(Stated exercise) Each line in the entries below that holds the string "ายงบประมาณรายจ" is to be listed.

(Extracted records)
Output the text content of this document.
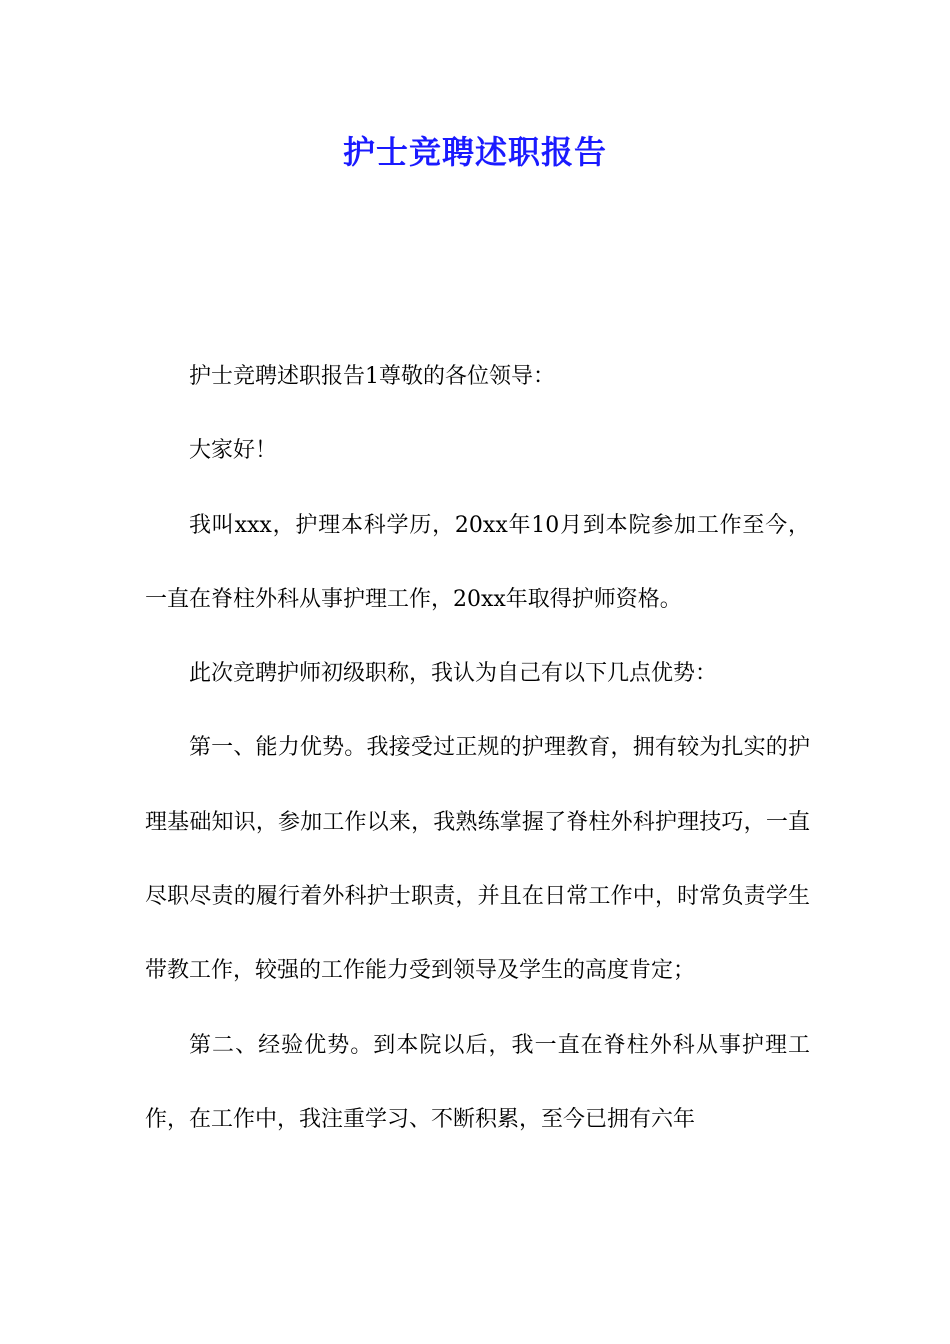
护士竞聘述职报告

护士竞聘述职报告1尊敬的各位领导：

大家好！

我叫xxx，护理本科学历，20xx年10月到本院参加工作至今，一直在脊柱外科从事护理工作，20xx年取得护师资格。

此次竞聘护师初级职称，我认为自己有以下几点优势：

第一、能力优势。我接受过正规的护理教育，拥有较为扎实的护理基础知识，参加工作以来，我熟练掌握了脊柱外科护理技巧，一直尽职尽责的履行着外科护士职责，并且在日常工作中，时常负责学生带教工作，较强的工作能力受到领导及学生的高度肯定；

第二、经验优势。到本院以后，我一直在脊柱外科从事护理工作，在工作中，我注重学习、不断积累，至今已拥有六年
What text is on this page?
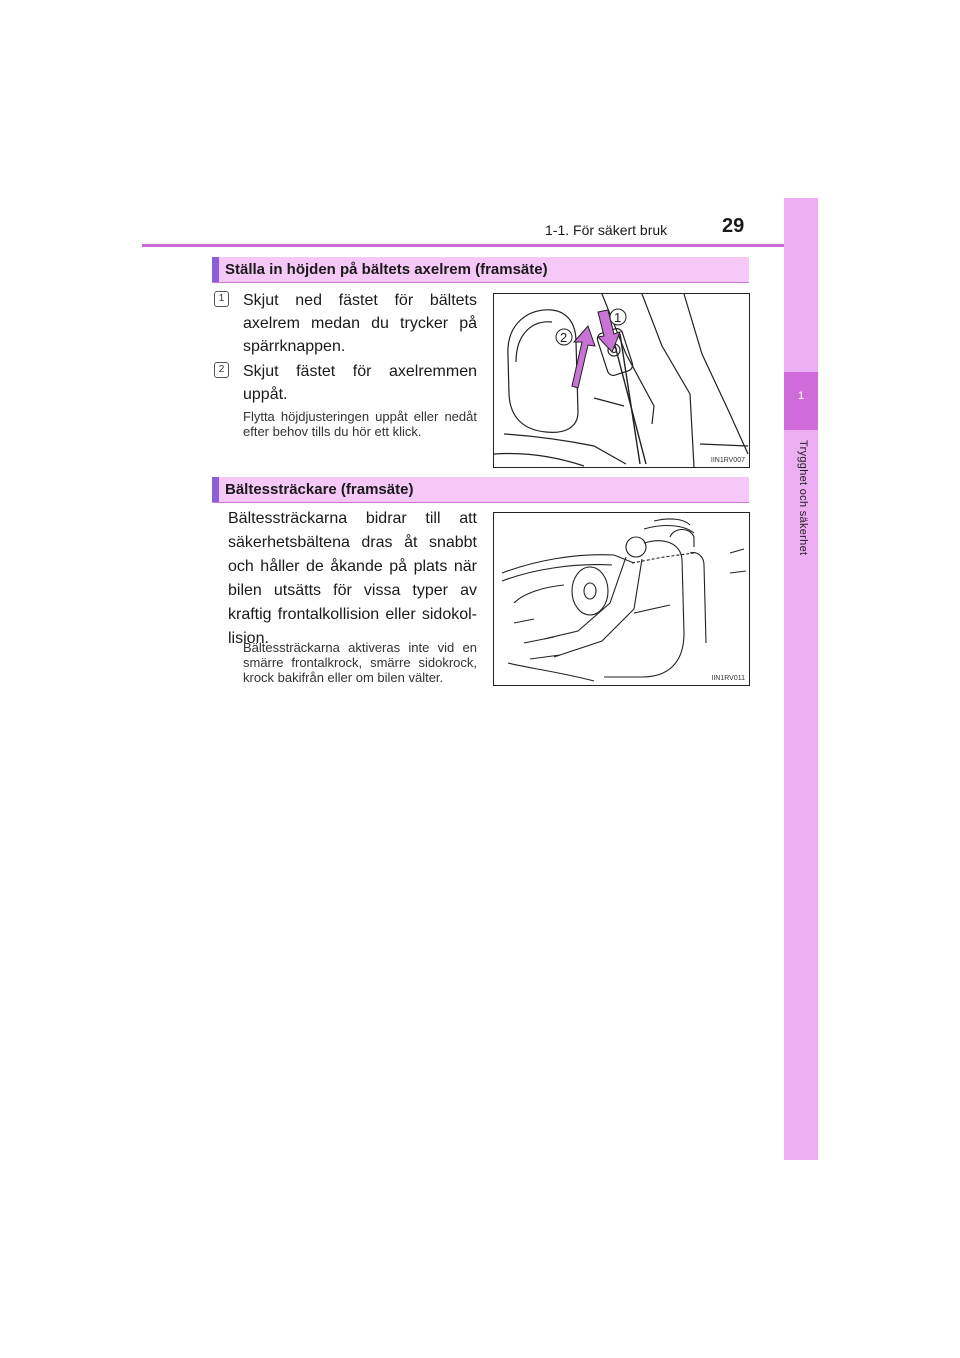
1-1. För säkert bruk	29
1
Trygghet och säkerhet
Ställa in höjden på bältets axelrem (framsäte)
1 Skjut ned fästet för bältets axelrem medan du trycker på spärrknappen.
2 Skjut fästet för axelremmen uppåt.
Flytta höjdjusteringen uppåt eller nedåt efter behov tills du hör ett klick.
1
2
IIN1RV007
Bältessträckare (framsäte)
Bältessträckarna bidrar till att säkerhetsbältena dras åt snabbt och håller de åkande på plats när bilen utsätts för vissa typer av kraftig frontalkollision eller sidokol-lision.
Bältessträckarna aktiveras inte vid en smärre frontalkrock, smärre sidokrock, krock bakifrån eller om bilen välter.	IIN1RV011
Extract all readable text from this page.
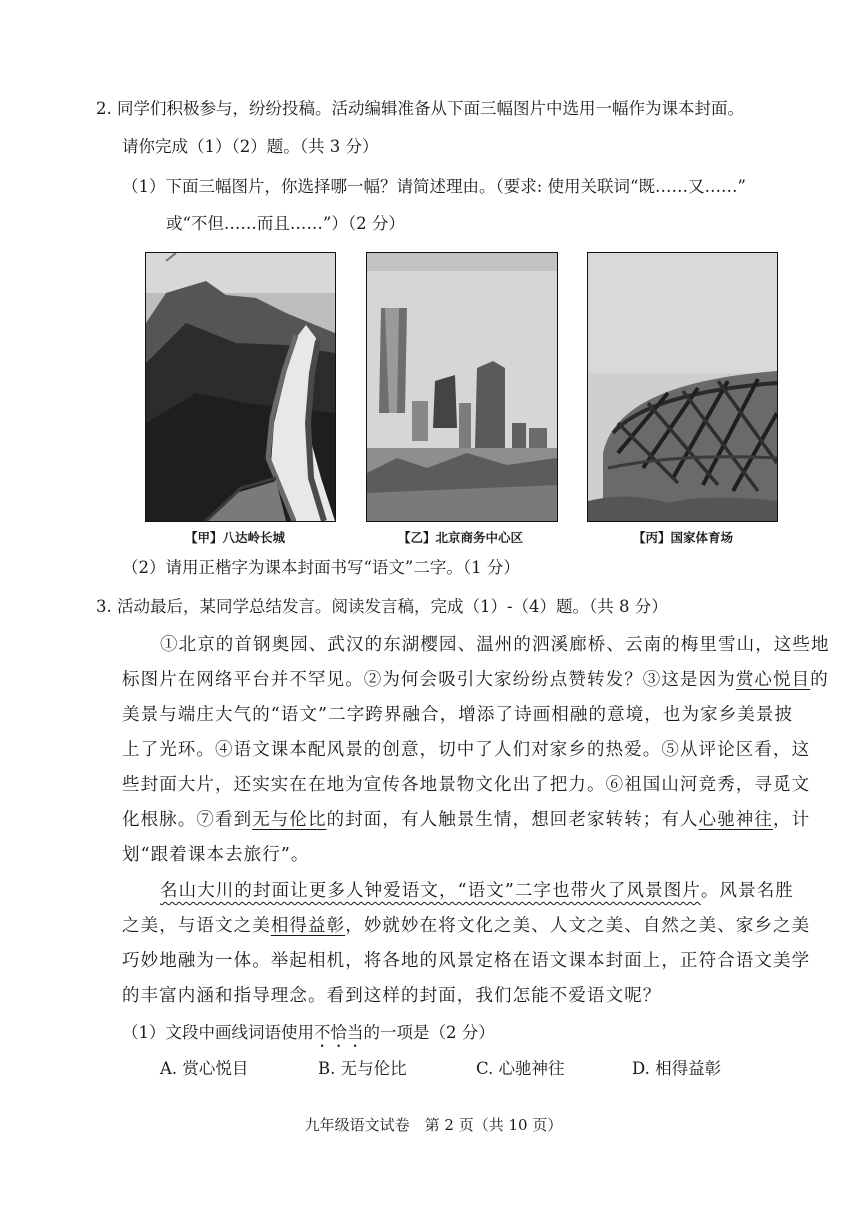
2. 同学们积极参与，纷纷投稿。活动编辑准备从下面三幅图片中选用一幅作为课本封面。
请你完成（1）（2）题。（共 3 分）
（1）下面三幅图片，你选择哪一幅？请简述理由。（要求: 使用关联词“既……又……”
或“不但……而且……”）（2 分）
【甲】八达岭长城	【乙】北京商务中心区	【丙】国家体育场
（2）请用正楷字为课本封面书写“语文”二字。（1 分）
3. 活动最后，某同学总结发言。阅读发言稿，完成（1）-（4）题。（共 8 分）
①北京的首钢奥园、武汉的东湖樱园、温州的泗溪廊桥、云南的梅里雪山，这些地
标图片在网络平台并不罕见。②为何会吸引大家纷纷点赞转发？③这是因为赏心悦目的
美景与端庄大气的“语文”二字跨界融合，增添了诗画相融的意境，也为家乡美景披
上了光环。④语文课本配风景的创意，切中了人们对家乡的热爱。⑤从评论区看，这
些封面大片，还实实在在地为宣传各地景物文化出了把力。⑥祖国山河竞秀，寻觅文
化根脉。⑦看到无与伦比的封面，有人触景生情，想回老家转转；有人心驰神往，计
划“跟着课本去旅行”。
名山大川的封面让更多人钟爱语文，“语文”二字也带火了风景图片。风景名胜
之美，与语文之美相得益彰，妙就妙在将文化之美、人文之美、自然之美、家乡之美
巧妙地融为一体。举起相机，将各地的风景定格在语文课本封面上，正符合语文美学
的丰富内涵和指导理念。看到这样的封面，我们怎能不爱语文呢？
（1）文段中画线词语使用不恰当的一项是（2 分）
A. 赏心悦目	B. 无与伦比	C. 心驰神往	D. 相得益彰
九年级语文试卷　第 2 页（共 10 页）
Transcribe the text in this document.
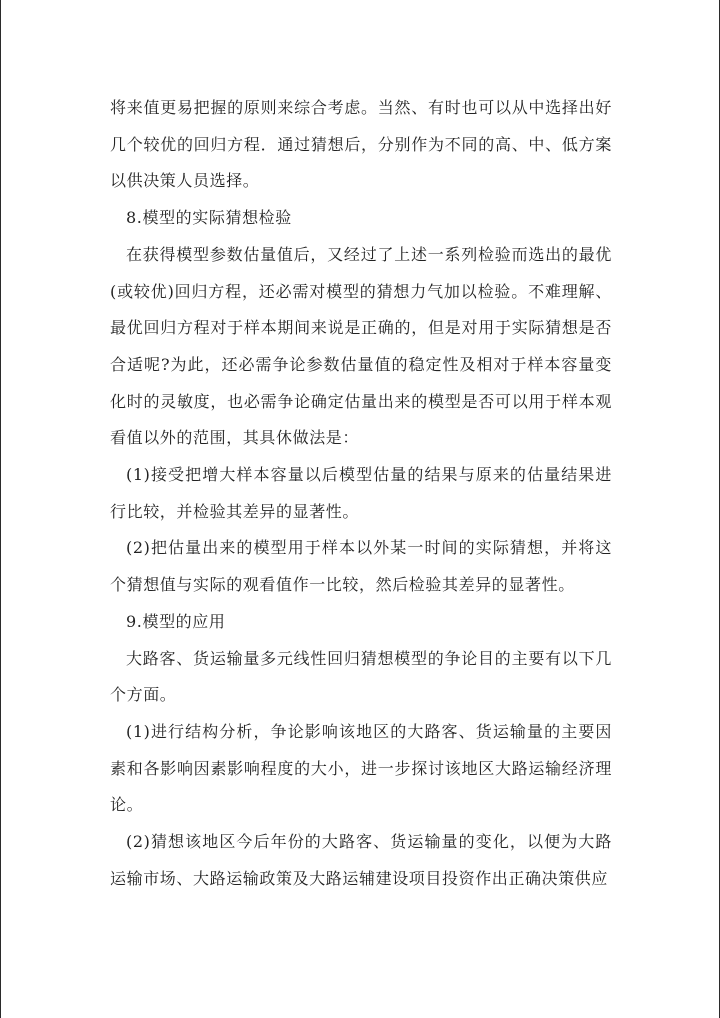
将来值更易把握的原则来综合考虑。当然、有时也可以从中选择出好几个较优的回归方程．通过猜想后，分别作为不同的高、中、低方案以供决策人员选择。

8.模型的实际猜想检验

在获得模型参数估量值后，又经过了上述一系列检验而选出的最优(或较优)回归方程，还必需对模型的猜想力气加以检验。不难理解、最优回归方程对于样本期间来说是正确的，但是对用于实际猜想是否合适呢?为此，还必需争论参数估量值的稳定性及相对于样本容量变化时的灵敏度，也必需争论确定估量出来的模型是否可以用于样本观看值以外的范围，其具休做法是：

(1)接受把增大样本容量以后模型估量的结果与原来的估量结果进行比较，并检验其差异的显著性。

(2)把估量出来的模型用于样本以外某一时间的实际猜想，并将这个猜想值与实际的观看值作一比较，然后检验其差异的显著性。

9.模型的应用

大路客、货运输量多元线性回归猜想模型的争论目的主要有以下几个方面。

(1)进行结构分析，争论影响该地区的大路客、货运输量的主要因素和各影响因素影响程度的大小，进一步探讨该地区大路运输经济理论。

(2)猜想该地区今后年份的大路客、货运输量的变化，以便为大路运输市场、大路运输政策及大路运辅建设项目投资作出正确决策供应
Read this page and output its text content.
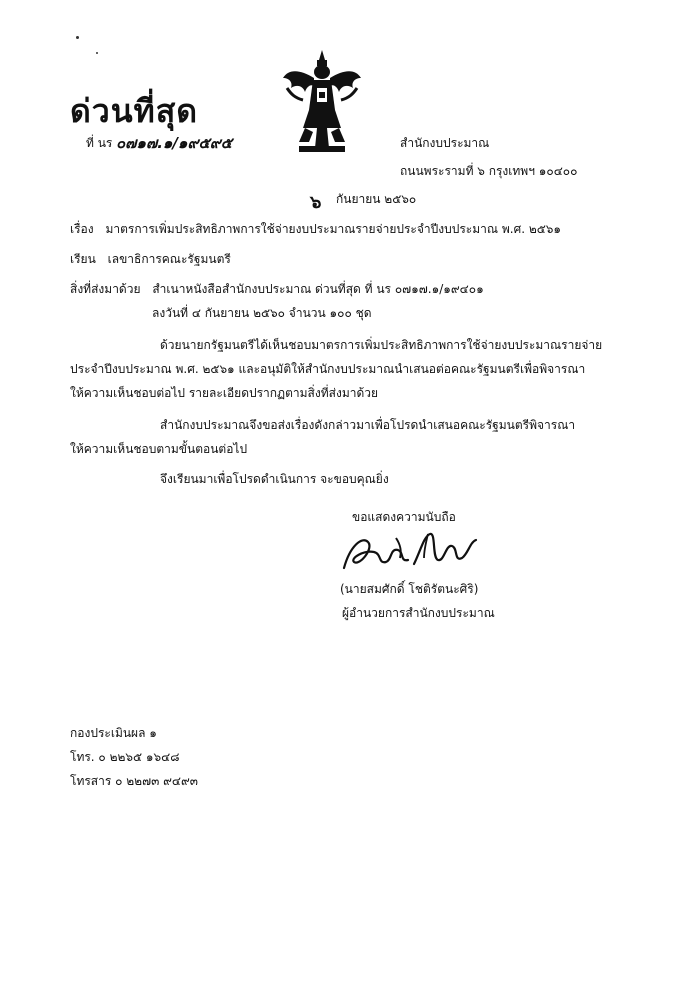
ด่วนที่สุด
ที่ นร ๐๗๑๗.๑/๑๙๕๙๕	สำนักงบประมาณ
ถนนพระรามที่ ๖ กรุงเทพฯ ๑๐๔๐๐
๖ กันยายน ๒๕๖๐
เรื่อง มาตรการเพิ่มประสิทธิภาพการใช้จ่ายงบประมาณรายจ่ายประจำปีงบประมาณ พ.ศ. ๒๕๖๑
เรียน เลขาธิการคณะรัฐมนตรี
สิ่งที่ส่งมาด้วย สำเนาหนังสือสำนักงบประมาณ ด่วนที่สุด ที่ นร ๐๗๑๗.๑/๑๙๔๐๑
ลงวันที่ ๔ กันยายน ๒๕๖๐ จำนวน ๑๐๐ ชุด
ด้วยนายกรัฐมนตรีได้เห็นชอบมาตรการเพิ่มประสิทธิภาพการใช้จ่ายงบประมาณรายจ่าย
ประจำปีงบประมาณ พ.ศ. ๒๕๖๑ และอนุมัติให้สำนักงบประมาณนำเสนอต่อคณะรัฐมนตรีเพื่อพิจารณา
ให้ความเห็นชอบต่อไป รายละเอียดปรากฏตามสิ่งที่ส่งมาด้วย
สำนักงบประมาณจึงขอส่งเรื่องดังกล่าวมาเพื่อโปรดนำเสนอคณะรัฐมนตรีพิจารณา
ให้ความเห็นชอบตามขั้นตอนต่อไป
จึงเรียนมาเพื่อโปรดดำเนินการ จะขอบคุณยิ่ง
ขอแสดงความนับถือ
(นายสมศักดิ์ โชติรัตนะศิริ)
ผู้อำนวยการสำนักงบประมาณ
กองประเมินผล ๑
โทร. ๐ ๒๒๖๕ ๑๖๔๘
โทรสาร ๐ ๒๒๗๓ ๙๔๙๓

(Solved exercise)
เรื่อง มาตรการเพิ่มประสิทธิภาพการใช้จ่ายงบประมาณรายจ่ายประจำปีงบประมาณ พ.ศ. ๒๕๖๑
ด้วยนายกรัฐมนตรีได้เห็นชอบมาตรการเพิ่มประสิทธิภาพการใช้จ่ายงบประมาณรายจ่าย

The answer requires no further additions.